■ Work instructions ■
Transcribe the material below exactly as it appears.

■ Given information ■

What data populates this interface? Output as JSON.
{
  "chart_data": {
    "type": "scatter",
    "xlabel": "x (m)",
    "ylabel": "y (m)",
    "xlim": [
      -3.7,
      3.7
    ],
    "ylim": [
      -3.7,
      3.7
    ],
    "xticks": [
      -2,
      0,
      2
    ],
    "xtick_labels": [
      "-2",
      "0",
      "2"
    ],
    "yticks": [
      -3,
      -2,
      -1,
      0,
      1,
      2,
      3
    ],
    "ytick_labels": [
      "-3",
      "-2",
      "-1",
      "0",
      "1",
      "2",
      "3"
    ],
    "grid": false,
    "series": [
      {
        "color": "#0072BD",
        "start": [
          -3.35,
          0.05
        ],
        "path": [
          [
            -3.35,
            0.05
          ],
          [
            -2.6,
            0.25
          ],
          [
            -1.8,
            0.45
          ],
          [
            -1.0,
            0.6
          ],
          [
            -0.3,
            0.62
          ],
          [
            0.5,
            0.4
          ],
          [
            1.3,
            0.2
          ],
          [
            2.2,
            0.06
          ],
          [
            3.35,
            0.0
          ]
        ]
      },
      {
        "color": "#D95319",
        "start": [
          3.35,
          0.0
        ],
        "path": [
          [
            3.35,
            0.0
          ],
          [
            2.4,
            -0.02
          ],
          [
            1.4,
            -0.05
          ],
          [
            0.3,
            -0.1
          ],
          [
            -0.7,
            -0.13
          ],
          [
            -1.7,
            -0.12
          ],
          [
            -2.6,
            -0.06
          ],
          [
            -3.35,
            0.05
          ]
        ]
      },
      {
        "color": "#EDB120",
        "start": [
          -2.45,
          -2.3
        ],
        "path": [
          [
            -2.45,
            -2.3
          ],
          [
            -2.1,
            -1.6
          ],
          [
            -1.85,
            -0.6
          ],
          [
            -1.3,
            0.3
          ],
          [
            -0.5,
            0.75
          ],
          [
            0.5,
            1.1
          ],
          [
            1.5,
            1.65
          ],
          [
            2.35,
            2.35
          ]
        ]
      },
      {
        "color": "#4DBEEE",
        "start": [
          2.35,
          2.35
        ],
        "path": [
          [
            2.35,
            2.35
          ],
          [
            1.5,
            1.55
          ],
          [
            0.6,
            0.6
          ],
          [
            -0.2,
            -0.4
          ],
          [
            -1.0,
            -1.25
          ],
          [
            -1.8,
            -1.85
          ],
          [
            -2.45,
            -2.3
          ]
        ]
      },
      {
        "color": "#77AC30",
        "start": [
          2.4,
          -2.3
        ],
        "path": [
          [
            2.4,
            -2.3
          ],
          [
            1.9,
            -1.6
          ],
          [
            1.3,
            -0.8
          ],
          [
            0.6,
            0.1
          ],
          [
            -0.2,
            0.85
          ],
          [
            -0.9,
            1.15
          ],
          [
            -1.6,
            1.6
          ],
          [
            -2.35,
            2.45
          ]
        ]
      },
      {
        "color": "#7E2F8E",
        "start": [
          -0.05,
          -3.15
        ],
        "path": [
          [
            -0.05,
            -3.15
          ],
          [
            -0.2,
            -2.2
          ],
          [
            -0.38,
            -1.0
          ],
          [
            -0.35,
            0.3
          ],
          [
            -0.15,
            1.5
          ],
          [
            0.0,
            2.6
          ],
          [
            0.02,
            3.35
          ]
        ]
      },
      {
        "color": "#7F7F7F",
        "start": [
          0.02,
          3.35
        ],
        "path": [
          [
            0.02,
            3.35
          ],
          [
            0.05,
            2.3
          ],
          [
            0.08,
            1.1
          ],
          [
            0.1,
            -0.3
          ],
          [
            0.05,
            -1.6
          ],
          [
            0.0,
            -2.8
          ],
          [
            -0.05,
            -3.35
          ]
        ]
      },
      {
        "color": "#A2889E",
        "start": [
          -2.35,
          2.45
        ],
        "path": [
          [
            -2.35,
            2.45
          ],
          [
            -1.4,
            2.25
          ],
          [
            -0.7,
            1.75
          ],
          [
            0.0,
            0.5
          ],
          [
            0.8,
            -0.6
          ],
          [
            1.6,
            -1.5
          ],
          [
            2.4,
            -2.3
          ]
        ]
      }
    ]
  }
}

■ Exercise solution ■
What data populates this interface? Output as JSON.
{
  "chart_data": {
    "type": "scatter",
    "xlabel": "x (m)",
    "ylabel": "y (m)",
    "xlim": [
      -3.7,
      3.7
    ],
    "ylim": [
      -3.7,
      3.7
    ],
    "xticks": [
      -2,
      0,
      2
    ],
    "xtick_labels": [
      "-2",
      "0",
      "2"
    ],
    "yticks": [
      -3,
      -2,
      -1,
      0,
      1,
      2,
      3
    ],
    "ytick_labels": [
      "-3",
      "-2",
      "-1",
      "0",
      "1",
      "2",
      "3"
    ],
    "grid": false,
    "series": [
      {
        "color": "#0072BD",
        "start": [
          -3.35,
          0.05
        ],
        "path": [
          [
            -3.35,
            0.05
          ],
          [
            -2.6,
            0.25
          ],
          [
            -1.8,
            0.45
          ],
          [
            -1.0,
            0.6
          ],
          [
            -0.3,
            0.62
          ],
          [
            0.5,
            0.4
          ],
          [
            1.3,
            0.2
          ],
          [
            2.2,
            0.06
          ],
          [
            3.35,
            0.0
          ]
        ]
      },
      {
        "color": "#D95319",
        "start": [
          3.35,
          0.0
        ],
        "path": [
          [
            3.35,
            0.0
          ],
          [
            2.4,
            -0.02
          ],
          [
            1.4,
            -0.05
          ],
          [
            0.3,
            -0.1
          ],
          [
            -0.7,
            -0.13
          ],
          [
            -1.7,
            -0.12
          ],
          [
            -2.6,
            -0.06
          ],
          [
            -3.35,
            0.05
          ]
        ]
      },
      {
        "color": "#EDB120",
        "start": [
          -2.45,
          -2.3
        ],
        "path": [
          [
            -2.45,
            -2.3
          ],
          [
            -2.1,
            -1.6
          ],
          [
            -1.85,
            -0.6
          ],
          [
            -1.3,
            0.3
          ],
          [
            -0.5,
            0.75
          ],
          [
            0.5,
            1.1
          ],
          [
            1.5,
            1.65
          ],
          [
            2.35,
            2.35
          ]
        ]
      },
      {
        "color": "#4DBEEE",
        "start": [
          2.35,
          2.35
        ],
        "path": [
          [
            2.35,
            2.35
          ],
          [
            1.5,
            1.55
          ],
          [
            0.6,
            0.6
          ],
          [
            -0.2,
            -0.4
          ],
          [
            -1.0,
            -1.25
          ],
          [
            -1.8,
            -1.85
          ],
          [
            -2.45,
            -2.3
          ]
        ]
      },
      {
        "color": "#77AC30",
        "start": [
          2.4,
          -2.3
        ],
        "path": [
          [
            2.4,
            -2.3
          ],
          [
            1.9,
            -1.6
          ],
          [
            1.3,
            -0.8
          ],
          [
            0.6,
            0.1
          ],
          [
            -0.2,
            0.85
          ],
          [
            -0.9,
            1.15
          ],
          [
            -1.6,
            1.6
          ],
          [
            -2.35,
            2.45
          ]
        ]
      },
      {
        "color": "#7E2F8E",
        "start": [
          -0.05,
          -3.15
        ],
        "path": [
          [
            -0.05,
            -3.15
          ],
          [
            -0.2,
            -2.2
          ],
          [
            -0.38,
            -1.0
          ],
          [
            -0.35,
            0.3
          ],
          [
            -0.15,
            1.5
          ],
          [
            0.0,
            2.6
          ],
          [
            0.02,
            3.35
          ]
        ]
      },
      {
        "color": "#7F7F7F",
        "start": [
          0.02,
          3.35
        ],
        "path": [
          [
            0.02,
            3.35
          ],
          [
            0.05,
            2.3
          ],
          [
            0.08,
            1.1
          ],
          [
            0.1,
            -0.3
          ],
          [
            0.05,
            -1.6
          ],
          [
            0.0,
            -2.8
          ],
          [
            -0.05,
            -3.35
          ]
        ]
      },
      {
        "color": "#A2889E",
        "start": [
          -2.35,
          2.45
        ],
        "path": [
          [
            -2.35,
            2.45
          ],
          [
            -1.4,
            2.25
          ],
          [
            -0.7,
            1.75
          ],
          [
            0.0,
            0.5
          ],
          [
            0.8,
            -0.6
          ],
          [
            1.6,
            -1.5
          ],
          [
            2.4,
            -2.3
          ]
        ]
      }
    ]
  }
}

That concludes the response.